## begin

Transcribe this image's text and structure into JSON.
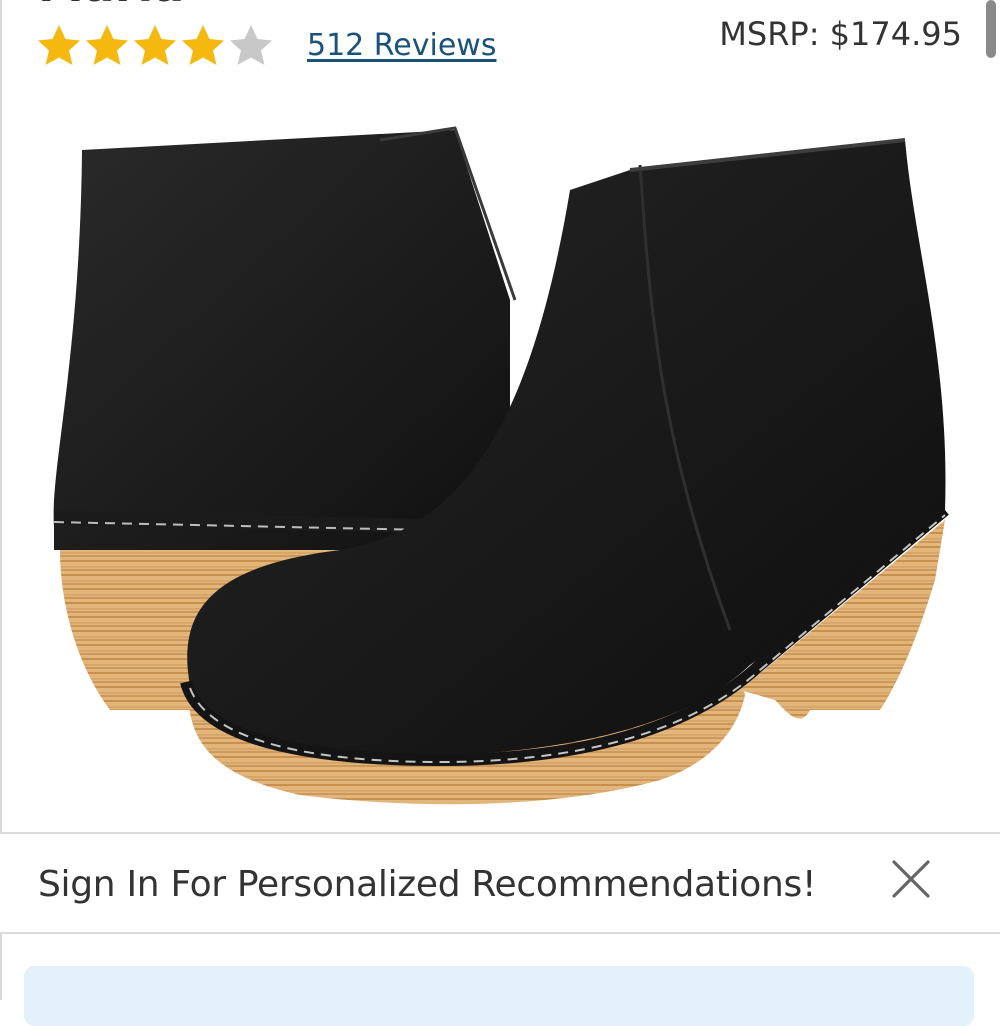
{
  "product": {
    "name": "Maria",
    "rating_value": 4,
    "rating_max": 5,
    "reviews_label": "512 Reviews",
    "msrp_label": "MSRP: $174.95"
  },
  "image": {
    "icon": "black-ankle-boots-wood-heel"
  },
  "banner": {
    "text": "Sign In For Personalized Recommendations!",
    "close_icon": "close-icon"
  },
  "colors": {
    "star_filled": "#f5b80f",
    "star_empty": "#c8c8c8",
    "link": "#1a5279",
    "panel": "#e3f1fb"
  }
}
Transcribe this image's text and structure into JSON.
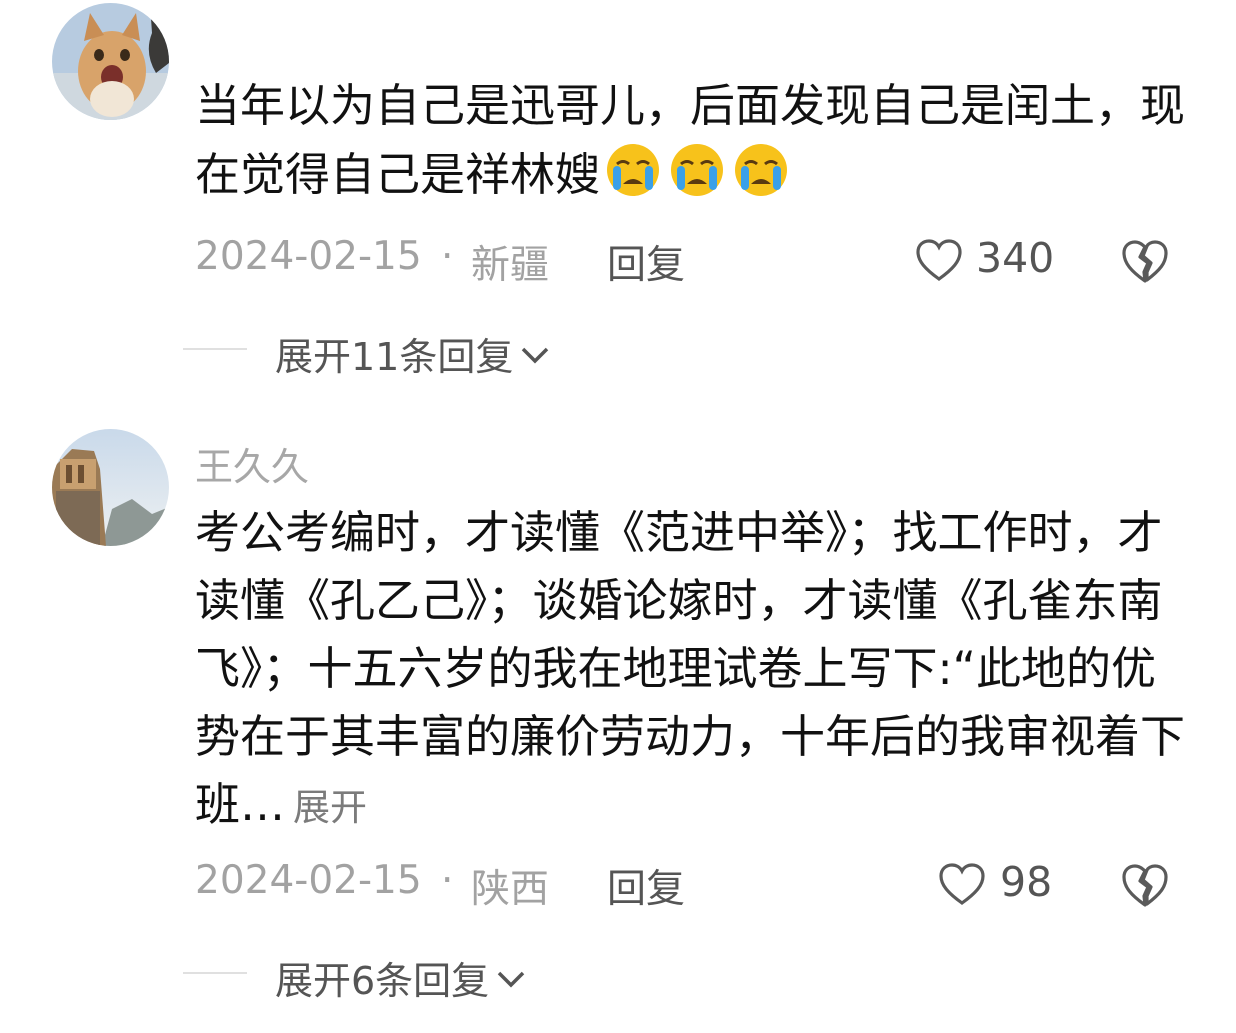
{
  "comments": [
    {
      "username": "",
      "text": "当年以为自己是迅哥儿，后面发现自己是闰土，现在觉得自己是祥林嫂",
      "emojis": [
        "crying-face-icon",
        "crying-face-icon",
        "crying-face-icon"
      ],
      "date": "2024-02-15",
      "dot": "·",
      "region": "新疆",
      "reply_label": "回复",
      "likes": "340",
      "expand_label": "展开11条回复"
    },
    {
      "username": "王久久",
      "text": "考公考编时，才读懂《范进中举》；找工作时，才读懂《孔乙己》；谈婚论嫁时，才读懂《孔雀东南飞》；十五六岁的我在地理试卷上写下:“此地的优势在于其丰富的廉价劳动力，十年后的我审视着下班…",
      "more_label": "展开",
      "date": "2024-02-15",
      "dot": "·",
      "region": "陕西",
      "reply_label": "回复",
      "likes": "98",
      "expand_label": "展开6条回复"
    }
  ],
  "colors": {
    "text_primary": "#111111",
    "text_meta": "#a2a2a2",
    "text_secondary": "#555555",
    "emoji_yellow": "#f7c21b",
    "emoji_tear": "#3aa0e8"
  }
}
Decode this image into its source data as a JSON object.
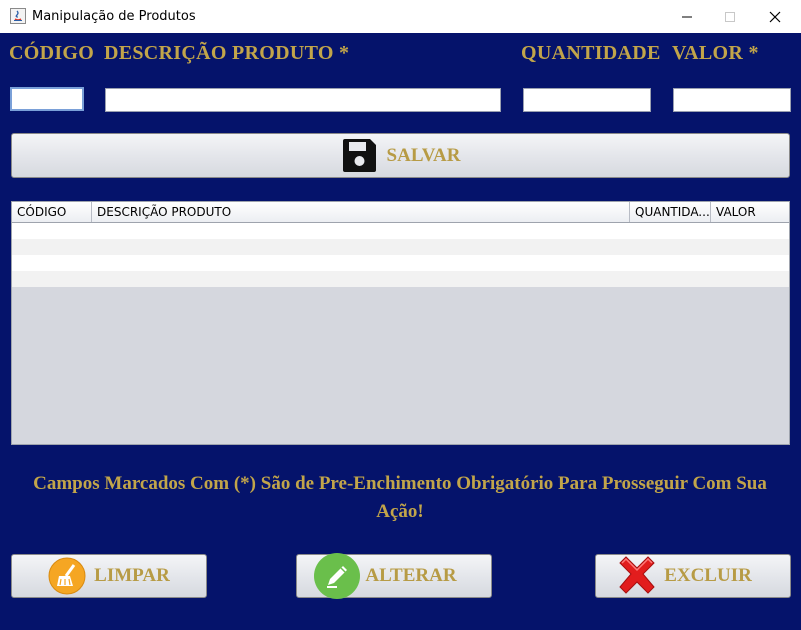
{
  "window": {
    "title": "Manipulação de Produtos"
  },
  "form": {
    "labels": {
      "codigo": "CÓDIGO",
      "descricao": "DESCRIÇÃO PRODUTO *",
      "quantidade": "QUANTIDADE",
      "valor": "VALOR *"
    },
    "values": {
      "codigo": "",
      "descricao": "",
      "quantidade": "",
      "valor": ""
    }
  },
  "buttons": {
    "salvar": {
      "label": "SALVAR",
      "icon": "floppy-disk-icon"
    },
    "limpar": {
      "label": "LIMPAR",
      "icon": "broom-icon"
    },
    "alterar": {
      "label": "ALTERAR",
      "icon": "pencil-icon"
    },
    "excluir": {
      "label": "EXCLUIR",
      "icon": "red-x-icon"
    }
  },
  "table": {
    "columns": [
      "CÓDIGO",
      "DESCRIÇÃO PRODUTO",
      "QUANTIDA...",
      "VALOR"
    ],
    "rows": []
  },
  "notice": "Campos Marcados Com (*) São de Pre-Enchimento Obrigatório Para Prosseguir Com Sua Ação!",
  "colors": {
    "background": "#05136b",
    "label": "#c2a54a",
    "button_text": "#b79b45"
  }
}
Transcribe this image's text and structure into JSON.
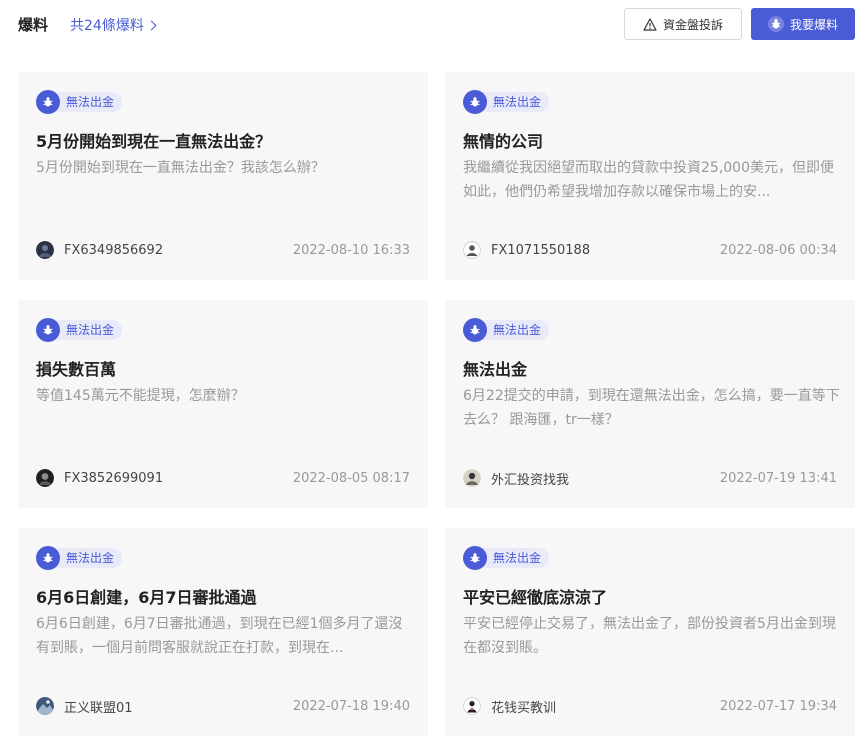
{
  "header": {
    "title": "爆料",
    "count_label": "共24條爆料",
    "complaint_button": "資金盤投訴",
    "report_button": "我要爆料"
  },
  "colors": {
    "accent": "#4a5bd6",
    "tag_bg": "#e8eaf8",
    "card_bg": "#f7f7f8",
    "muted": "#999999"
  },
  "cards": [
    {
      "tag": "無法出金",
      "title": "5月份開始到現在一直無法出金？",
      "body": "5月份開始到現在一直無法出金？我該怎么辦？",
      "user": "FX6349856692",
      "date": "2022-08-10 16:33",
      "avatar": "dark-avatar"
    },
    {
      "tag": "無法出金",
      "title": "無情的公司",
      "body": "我繼續從我因絕望而取出的貸款中投資25,000美元，但即便如此，他們仍希望我增加存款以確保市場上的安...",
      "user": "FX1071550188",
      "date": "2022-08-06 00:34",
      "avatar": "default-avatar"
    },
    {
      "tag": "無法出金",
      "title": "損失數百萬",
      "body": "等值145萬元不能提現，怎麼辦？",
      "user": "FX3852699091",
      "date": "2022-08-05 08:17",
      "avatar": "dark-avatar"
    },
    {
      "tag": "無法出金",
      "title": "無法出金",
      "body": "6月22提交的申請，到現在還無法出金，怎么搞，要一直等下去么？ 跟海匯，tr一樣？",
      "user": "外汇投资找我",
      "date": "2022-07-19 13:41",
      "avatar": "photo-avatar"
    },
    {
      "tag": "無法出金",
      "title": "6月6日創建，6月7日審批通過",
      "body": "6月6日創建，6月7日審批通過，到現在已經1個多月了還沒有到賬，一個月前問客服就說正在打款，到現在...",
      "user": "正义联盟01",
      "date": "2022-07-18 19:40",
      "avatar": "photo-avatar"
    },
    {
      "tag": "無法出金",
      "title": "平安已經徹底涼涼了",
      "body": "平安已經停止交易了，無法出金了，部份投資者5月出金到現在都沒到賬。",
      "user": "花钱买教训",
      "date": "2022-07-17 19:34",
      "avatar": "person-avatar"
    }
  ]
}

## end

→ **Exercise details**
Reproduce the material above verbatim; omit every picture.

→ **The reply**
Transcribe this image's text and structure into JSON.
{
  "product": {
    "name": "Maria",
    "rating_value": 4,
    "rating_max": 5,
    "reviews_label": "512 Reviews",
    "msrp_label": "MSRP: $174.95"
  },
  "image": {
    "icon": "black-ankle-boots-wood-heel"
  },
  "banner": {
    "text": "Sign In For Personalized Recommendations!",
    "close_icon": "close-icon"
  },
  "colors": {
    "star_filled": "#f5b80f",
    "star_empty": "#c8c8c8",
    "link": "#1a5279",
    "panel": "#e3f1fb"
  }
}
Transcribe this image's text and structure into JSON.
{
  "comments": [
    {
      "username": "",
      "text": "当年以为自己是迅哥儿，后面发现自己是闰土，现在觉得自己是祥林嫂",
      "emojis": [
        "crying-face-icon",
        "crying-face-icon",
        "crying-face-icon"
      ],
      "date": "2024-02-15",
      "dot": "·",
      "region": "新疆",
      "reply_label": "回复",
      "likes": "340",
      "expand_label": "展开11条回复"
    },
    {
      "username": "王久久",
      "text": "考公考编时，才读懂《范进中举》；找工作时，才读懂《孔乙己》；谈婚论嫁时，才读懂《孔雀东南飞》；十五六岁的我在地理试卷上写下:“此地的优势在于其丰富的廉价劳动力，十年后的我审视着下班…",
      "more_label": "展开",
      "date": "2024-02-15",
      "dot": "·",
      "region": "陕西",
      "reply_label": "回复",
      "likes": "98",
      "expand_label": "展开6条回复"
    }
  ],
  "colors": {
    "text_primary": "#111111",
    "text_meta": "#a2a2a2",
    "text_secondary": "#555555",
    "emoji_yellow": "#f7c21b",
    "emoji_tear": "#3aa0e8"
  }
}
Decode this image into its source data as a JSON object.
{
  "window": {
    "title": "Manipulação de Produtos"
  },
  "form": {
    "labels": {
      "codigo": "CÓDIGO",
      "descricao": "DESCRIÇÃO PRODUTO *",
      "quantidade": "QUANTIDADE",
      "valor": "VALOR *"
    },
    "values": {
      "codigo": "",
      "descricao": "",
      "quantidade": "",
      "valor": ""
    }
  },
  "buttons": {
    "salvar": {
      "label": "SALVAR",
      "icon": "floppy-disk-icon"
    },
    "limpar": {
      "label": "LIMPAR",
      "icon": "broom-icon"
    },
    "alterar": {
      "label": "ALTERAR",
      "icon": "pencil-icon"
    },
    "excluir": {
      "label": "EXCLUIR",
      "icon": "red-x-icon"
    }
  },
  "table": {
    "columns": [
      "CÓDIGO",
      "DESCRIÇÃO PRODUTO",
      "QUANTIDA...",
      "VALOR"
    ],
    "rows": []
  },
  "notice": "Campos Marcados Com (*) São de Pre-Enchimento Obrigatório Para Prosseguir Com Sua Ação!",
  "colors": {
    "background": "#05136b",
    "label": "#c2a54a",
    "button_text": "#b79b45"
  }
}
Transcribe this image's text and structure into JSON.
{
  "header": {
    "title": "爆料",
    "count_label": "共24條爆料",
    "complaint_button": "資金盤投訴",
    "report_button": "我要爆料"
  },
  "colors": {
    "accent": "#4a5bd6",
    "tag_bg": "#e8eaf8",
    "card_bg": "#f7f7f8",
    "muted": "#999999"
  },
  "cards": [
    {
      "tag": "無法出金",
      "title": "5月份開始到現在一直無法出金？",
      "body": "5月份開始到現在一直無法出金？我該怎么辦？",
      "user": "FX6349856692",
      "date": "2022-08-10 16:33",
      "avatar": "dark-avatar"
    },
    {
      "tag": "無法出金",
      "title": "無情的公司",
      "body": "我繼續從我因絕望而取出的貸款中投資25,000美元，但即便如此，他們仍希望我增加存款以確保市場上的安...",
      "user": "FX1071550188",
      "date": "2022-08-06 00:34",
      "avatar": "default-avatar"
    },
    {
      "tag": "無法出金",
      "title": "損失數百萬",
      "body": "等值145萬元不能提現，怎麼辦？",
      "user": "FX3852699091",
      "date": "2022-08-05 08:17",
      "avatar": "dark-avatar"
    },
    {
      "tag": "無法出金",
      "title": "無法出金",
      "body": "6月22提交的申請，到現在還無法出金，怎么搞，要一直等下去么？ 跟海匯，tr一樣？",
      "user": "外汇投资找我",
      "date": "2022-07-19 13:41",
      "avatar": "photo-avatar"
    },
    {
      "tag": "無法出金",
      "title": "6月6日創建，6月7日審批通過",
      "body": "6月6日創建，6月7日審批通過，到現在已經1個多月了還沒有到賬，一個月前問客服就說正在打款，到現在...",
      "user": "正义联盟01",
      "date": "2022-07-18 19:40",
      "avatar": "photo-avatar"
    },
    {
      "tag": "無法出金",
      "title": "平安已經徹底涼涼了",
      "body": "平安已經停止交易了，無法出金了，部份投資者5月出金到現在都沒到賬。",
      "user": "花钱买教训",
      "date": "2022-07-17 19:34",
      "avatar": "person-avatar"
    }
  ]
}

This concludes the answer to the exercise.